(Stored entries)
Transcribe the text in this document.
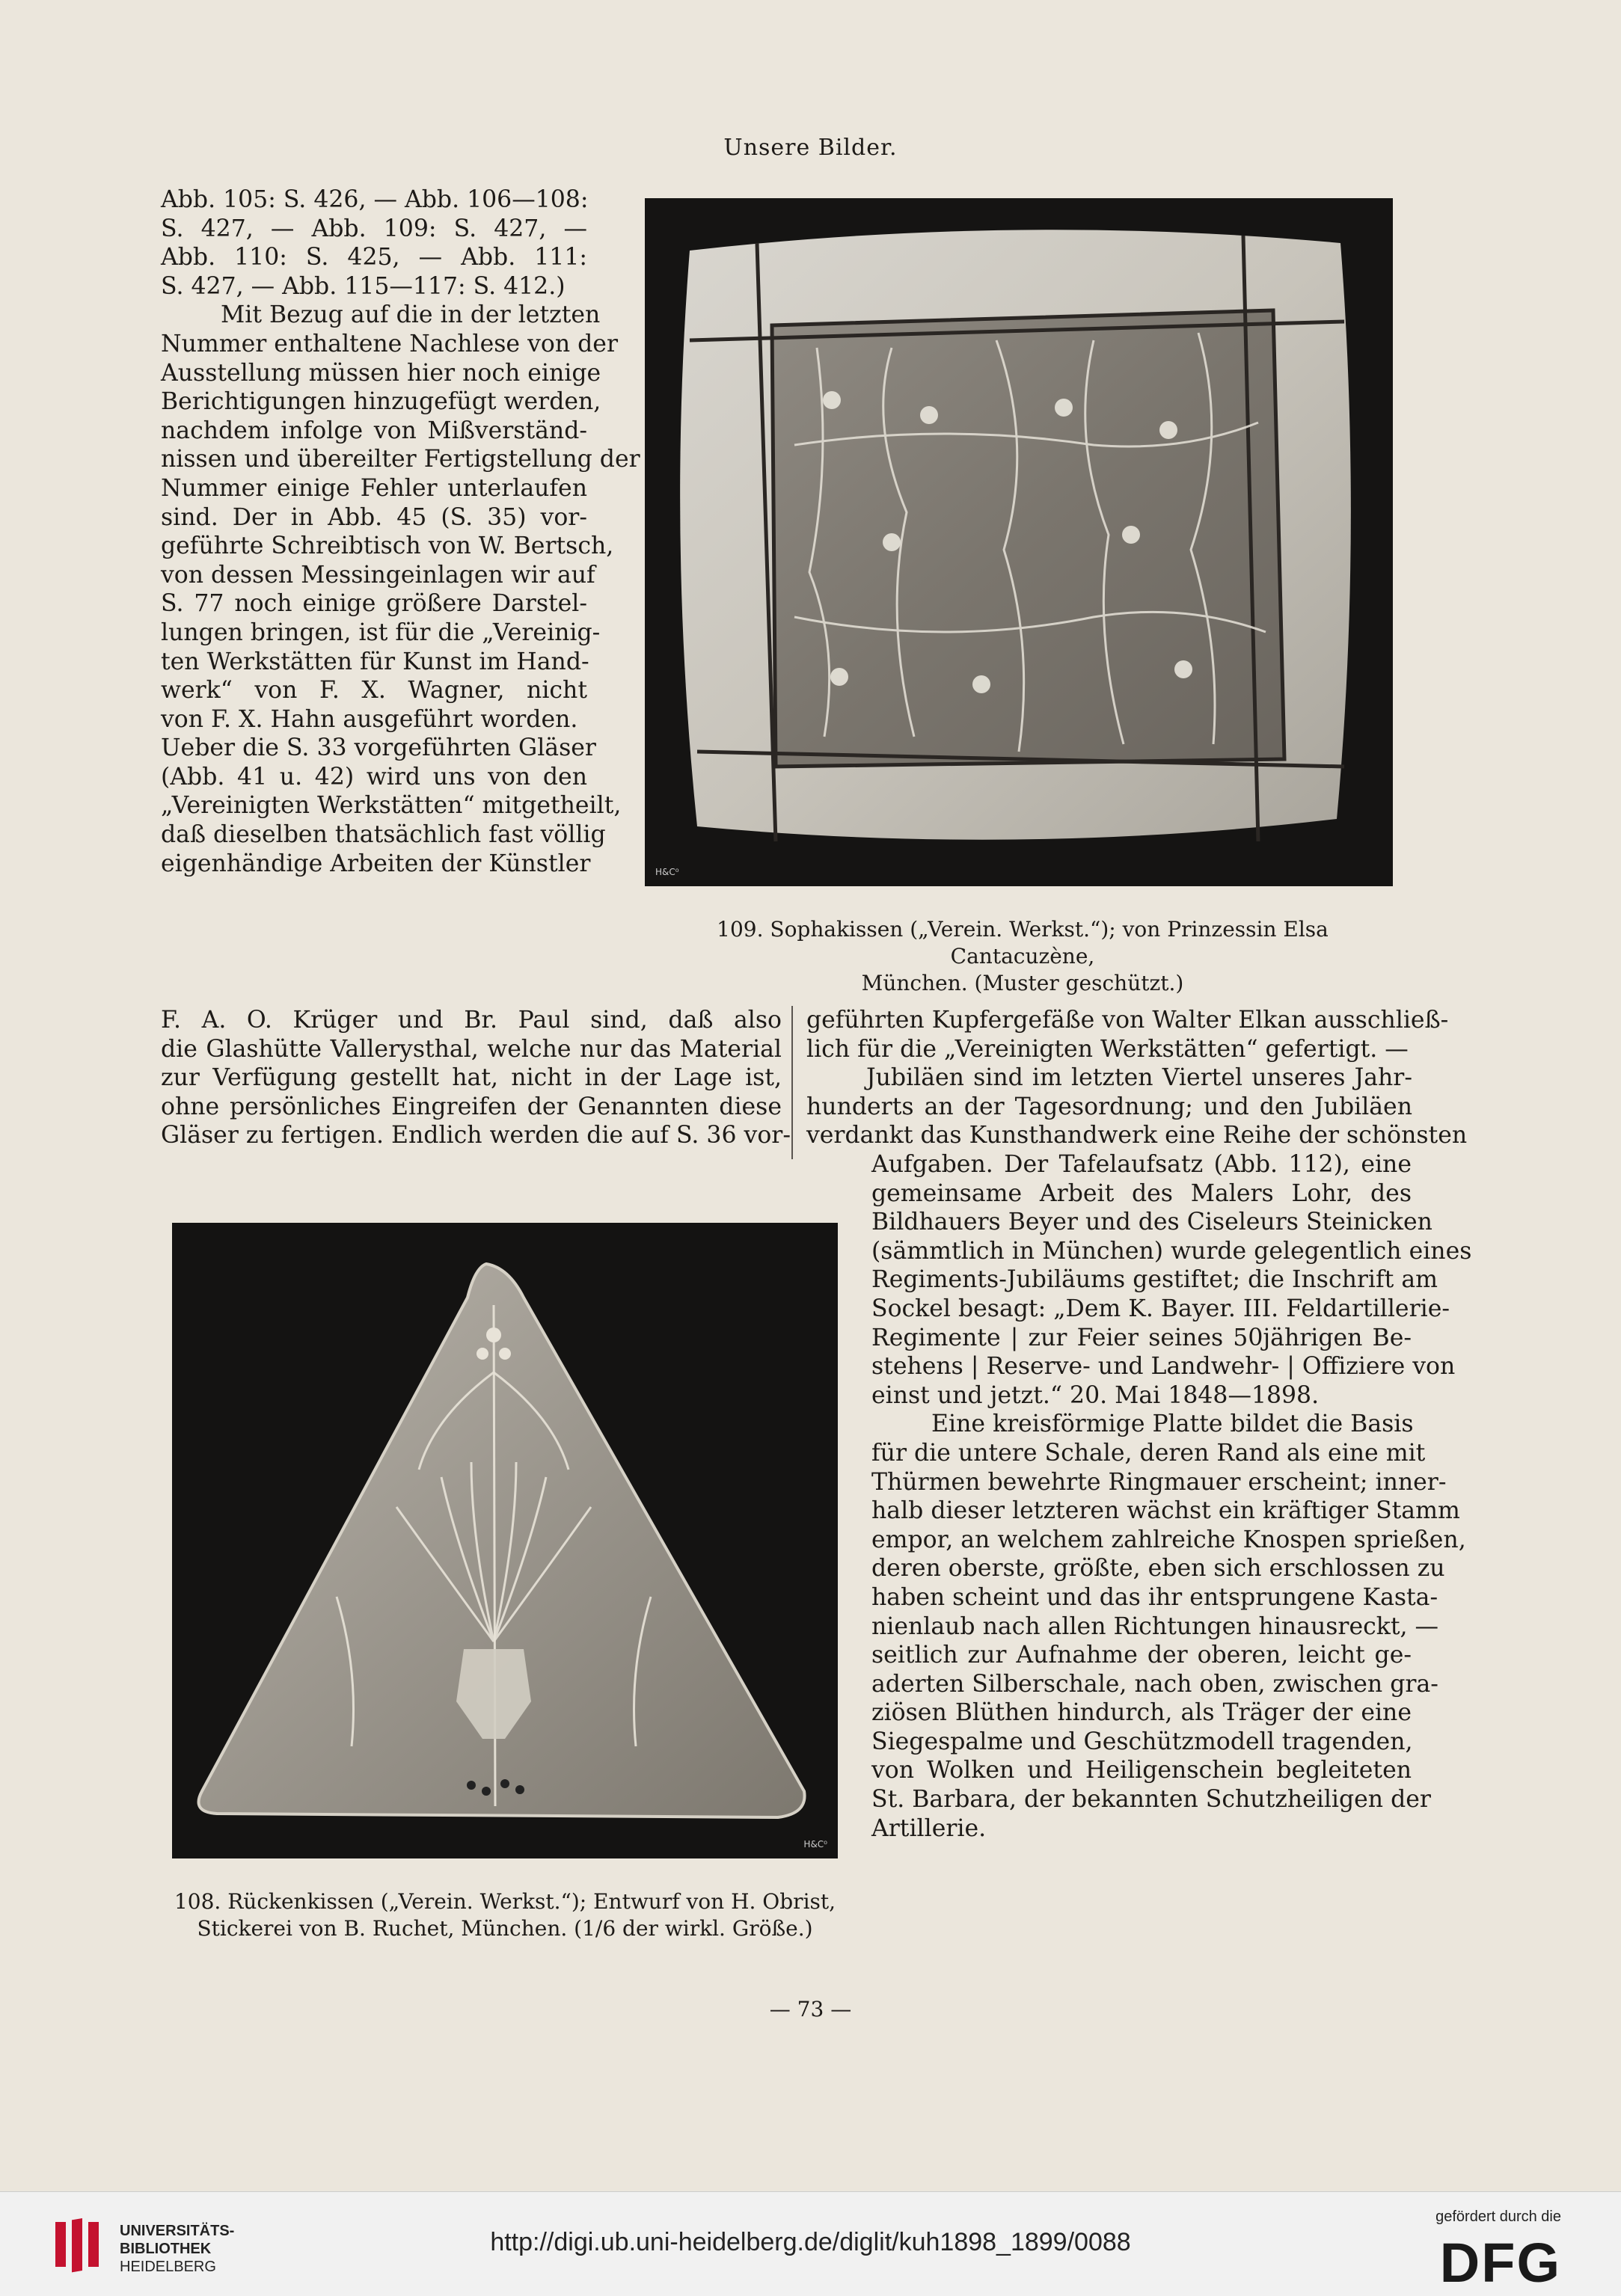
Unsere Bilder.
Abb. 105: S. 426, — Abb. 106—108:
S. 427, — Abb. 109: S. 427, —
Abb. 110: S. 425, — Abb. 111:
S. 427, — Abb. 115—117: S. 412.)
Mit Bezug auf die in der letzten
Nummer enthaltene Nachlese von der
Ausstellung müssen hier noch einige
Berichtigungen hinzugefügt werden,
nachdem infolge von Mißverständ-
nissen und übereilter Fertigstellung der
Nummer einige Fehler unterlaufen
sind. Der in Abb. 45 (S. 35) vor-
geführte Schreibtisch von W. Bertsch,
von dessen Messingeinlagen wir auf
S. 77 noch einige größere Darstel-
lungen bringen, ist für die „Vereinig-
ten Werkstätten für Kunst im Hand-
werk“ von F. X. Wagner, nicht
von F. X. Hahn ausgeführt worden.
Ueber die S. 33 vorgeführten Gläser
(Abb. 41 u. 42) wird uns von den
„Vereinigten Werkstätten“ mitgetheilt,
daß dieselben thatsächlich fast völlig
eigenhändige Arbeiten der Künstler
F. A. O. Krüger und Br. Paul sind, daß also
die Glashütte Vallerysthal, welche nur das Material
zur Verfügung gestellt hat, nicht in der Lage ist,
ohne persönliches Eingreifen der Genannten diese
Gläser zu fertigen. Endlich werden die auf S. 36 vor-
geführten Kupfergefäße von Walter Elkan ausschließ-
lich für die „Vereinigten Werkstätten“ gefertigt. —
Jubiläen sind im letzten Viertel unseres Jahr-
hunderts an der Tagesordnung; und den Jubiläen
verdankt das Kunsthandwerk eine Reihe der schönsten
Aufgaben. Der Tafelaufsatz (Abb. 112), eine
gemeinsame Arbeit des Malers Lohr, des
Bildhauers Beyer und des Ciseleurs Steinicken
(sämmtlich in München) wurde gelegentlich eines
Regiments-Jubiläums gestiftet; die Inschrift am
Sockel besagt: „Dem K. Bayer. III. Feldartillerie-
Regimente | zur Feier seines 50jährigen Be-
stehens | Reserve- und Landwehr- | Offiziere von
einst und jetzt.“ 20. Mai 1848—1898.
Eine kreisförmige Platte bildet die Basis
für die untere Schale, deren Rand als eine mit
Thürmen bewehrte Ringmauer erscheint; inner-
halb dieser letzteren wächst ein kräftiger Stamm
empor, an welchem zahlreiche Knospen sprießen,
deren oberste, größte, eben sich erschlossen zu
haben scheint und das ihr entsprungene Kasta-
nienlaub nach allen Richtungen hinausreckt, —
seitlich zur Aufnahme der oberen, leicht ge-
aderten Silberschale, nach oben, zwischen gra-
ziösen Blüthen hindurch, als Träger der eine
Siegespalme und Geschützmodell tragenden,
von Wolken und Heiligenschein begleiteten
St. Barbara, der bekannten Schutzheiligen der
Artillerie.
H&C⁰
109. Sophakissen („Verein. Werkst.“); von Prinzessin Elsa Cantacuzène,
München. (Muster geschützt.)
H&C⁰
108. Rückenkissen („Verein. Werkst.“); Entwurf von H. Obrist,
Stickerei von B. Ruchet, München. (1/6 der wirkl. Größe.)
— 73 —
UNIVERSITÄTS-
BIBLIOTHEK
HEIDELBERG
http://digi.ub.uni-heidelberg.de/diglit/kuh1898_1899/0088
gefördert durch die
DFG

> [WRITTEN PROBLEM] Find how many lines in the listing hold "Jubiläen", and reply with that number only.

> [ANSWER TO THE EXERCISE] 2